GIVEN RECORDS.
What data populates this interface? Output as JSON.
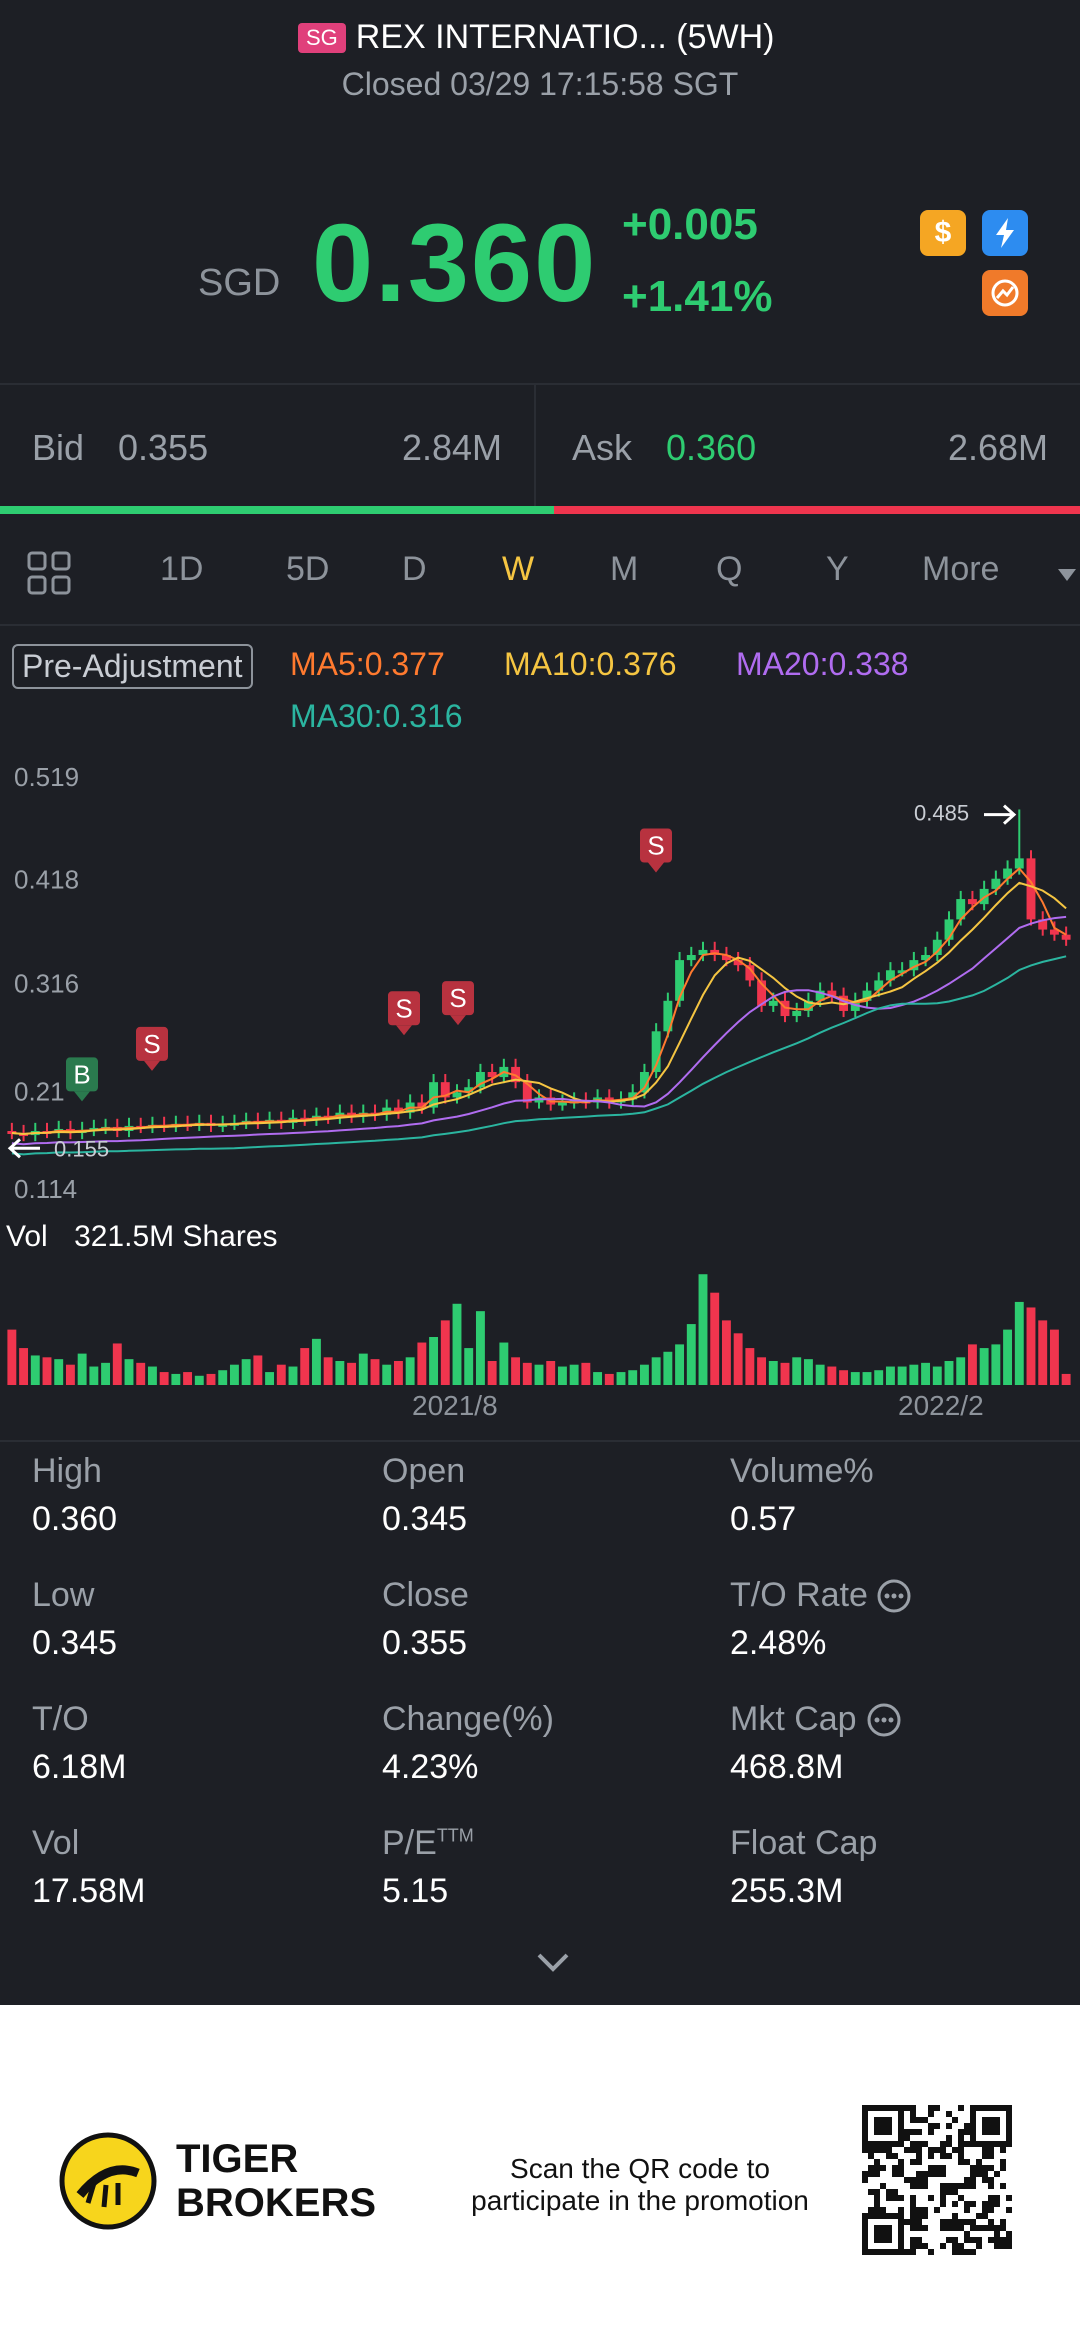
{
  "header": {
    "region_badge": "SG",
    "title": "REX INTERNATIO... (5WH)",
    "status": "Closed 03/29 17:15:58 SGT",
    "currency": "SGD",
    "price": "0.360",
    "change": "+0.005",
    "change_pct": "+1.41%",
    "icons": [
      "dollar-icon",
      "lightning-icon",
      "option-icon"
    ]
  },
  "bidask": {
    "bid_label": "Bid",
    "bid_price": "0.355",
    "bid_size": "2.84M",
    "ask_label": "Ask",
    "ask_price": "0.360",
    "ask_size": "2.68M",
    "bid_ratio": 0.513
  },
  "tabs": {
    "items": [
      "1D",
      "5D",
      "D",
      "W",
      "M",
      "Q",
      "Y",
      "More"
    ],
    "active": "W"
  },
  "indicators": {
    "mode": "Pre-Adjustment",
    "ma5": "MA5:0.377",
    "ma10": "MA10:0.376",
    "ma20": "MA20:0.338",
    "ma30": "MA30:0.316"
  },
  "chart_data": {
    "type": "candlestick",
    "y_ticks": [
      "0.519",
      "0.418",
      "0.316",
      "0.21",
      "0.114"
    ],
    "high_label": "0.485",
    "low_label": "0.155",
    "markers": [
      "B",
      "S",
      "S",
      "S",
      "S"
    ],
    "volume_label": "Vol",
    "volume_value": "321.5M Shares",
    "x_ticks": [
      "2021/8",
      "2022/2"
    ],
    "colors": {
      "up": "#2ecc71",
      "down": "#f0354e",
      "ma5": "#ff7a2f",
      "ma10": "#f5c542",
      "ma20": "#b06cf0",
      "ma30": "#2bb5a0"
    }
  },
  "stats": {
    "high_label": "High",
    "high": "0.360",
    "open_label": "Open",
    "open": "0.345",
    "volpct_label": "Volume%",
    "volpct": "0.57",
    "low_label": "Low",
    "low": "0.345",
    "close_label": "Close",
    "close": "0.355",
    "to_rate_label": "T/O Rate",
    "to_rate": "2.48%",
    "to_label": "T/O",
    "to": "6.18M",
    "chgpct_label": "Change(%)",
    "chgpct": "4.23%",
    "mktcap_label": "Mkt Cap",
    "mktcap": "468.8M",
    "vol_label": "Vol",
    "vol": "17.58M",
    "pe_label": "P/E",
    "pe_sup": "TTM",
    "pe": "5.15",
    "floatcap_label": "Float Cap",
    "floatcap": "255.3M"
  },
  "footer": {
    "brand_line1": "TIGER",
    "brand_line2": "BROKERS",
    "promo_line1": "Scan the QR code to",
    "promo_line2": "participate in the promotion"
  }
}
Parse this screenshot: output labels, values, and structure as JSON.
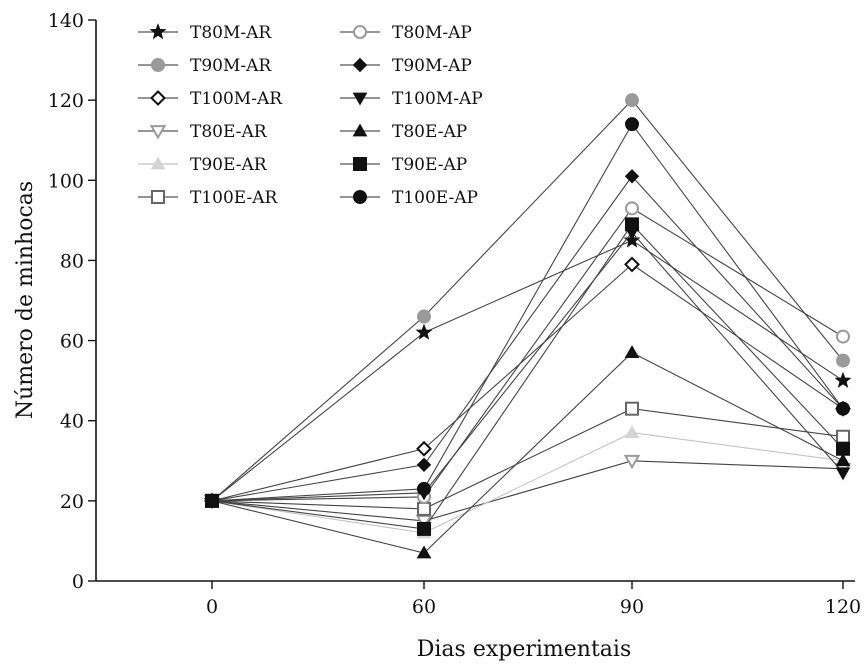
{
  "chart_data": {
    "type": "line",
    "title": "",
    "xlabel": "Dias experimentais",
    "ylabel": "Número de minhocas",
    "x": [
      0,
      60,
      90,
      120
    ],
    "x_ticks": [
      "0",
      "60",
      "90",
      "120"
    ],
    "ylim": [
      0,
      140
    ],
    "y_ticks": [
      "0",
      "20",
      "40",
      "60",
      "80",
      "100",
      "120",
      "140"
    ],
    "grid": false,
    "legend_position": "top-left, two columns",
    "series": [
      {
        "name": "T80M-AR",
        "marker": "star",
        "color": "#111111",
        "values": [
          20,
          62,
          85,
          50
        ]
      },
      {
        "name": "T90M-AR",
        "marker": "circle-filled",
        "color": "#9a9a9a",
        "values": [
          20,
          66,
          120,
          55
        ]
      },
      {
        "name": "T100M-AR",
        "marker": "diamond-open",
        "color": "#111111",
        "values": [
          20,
          33,
          79,
          43
        ]
      },
      {
        "name": "T80E-AR",
        "marker": "triangle-down-open",
        "color": "#9a9a9a",
        "values": [
          20,
          15,
          30,
          28
        ]
      },
      {
        "name": "T90E-AR",
        "marker": "triangle-up-filled",
        "color": "#d4d4d4",
        "values": [
          20,
          12,
          37,
          30
        ]
      },
      {
        "name": "T100E-AR",
        "marker": "square-open",
        "color": "#666666",
        "values": [
          20,
          18,
          43,
          36
        ]
      },
      {
        "name": "T80M-AP",
        "marker": "circle-open",
        "color": "#9a9a9a",
        "values": [
          20,
          21,
          93,
          61
        ]
      },
      {
        "name": "T90M-AP",
        "marker": "diamond-filled",
        "color": "#111111",
        "values": [
          20,
          29,
          101,
          43
        ]
      },
      {
        "name": "T100M-AP",
        "marker": "triangle-down-filled",
        "color": "#111111",
        "values": [
          20,
          22,
          87,
          27
        ]
      },
      {
        "name": "T80E-AP",
        "marker": "triangle-up-filled",
        "color": "#111111",
        "values": [
          20,
          7,
          57,
          30
        ]
      },
      {
        "name": "T90E-AP",
        "marker": "square-filled",
        "color": "#111111",
        "values": [
          20,
          13,
          89,
          33
        ]
      },
      {
        "name": "T100E-AP",
        "marker": "circle-filled",
        "color": "#111111",
        "values": [
          20,
          23,
          114,
          43
        ]
      }
    ]
  }
}
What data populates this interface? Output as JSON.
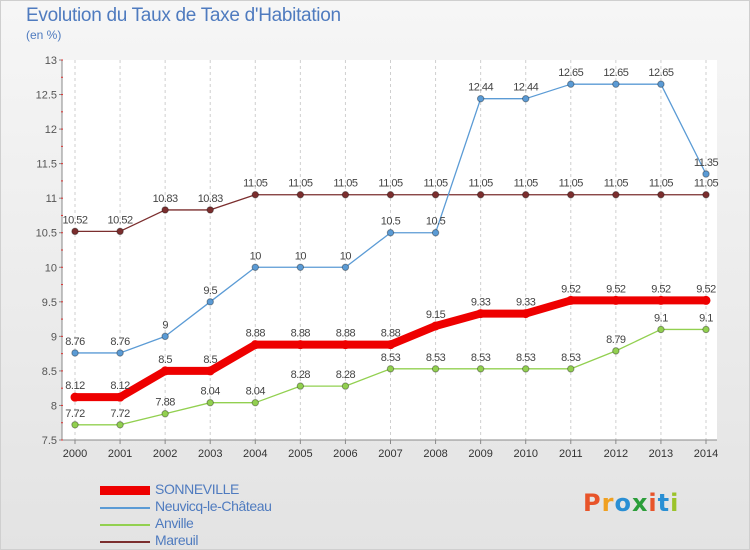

PROBLEM TO SOLVE. Pick out all the lines with the word "triangle" in them and copy them.

WRITTEN SOLUTION.
        "marker": "triangle-down-open",
        "marker": "triangle-up-filled",
        "marker": "triangle-down-filled",
        "marker": "triangle-up-filled",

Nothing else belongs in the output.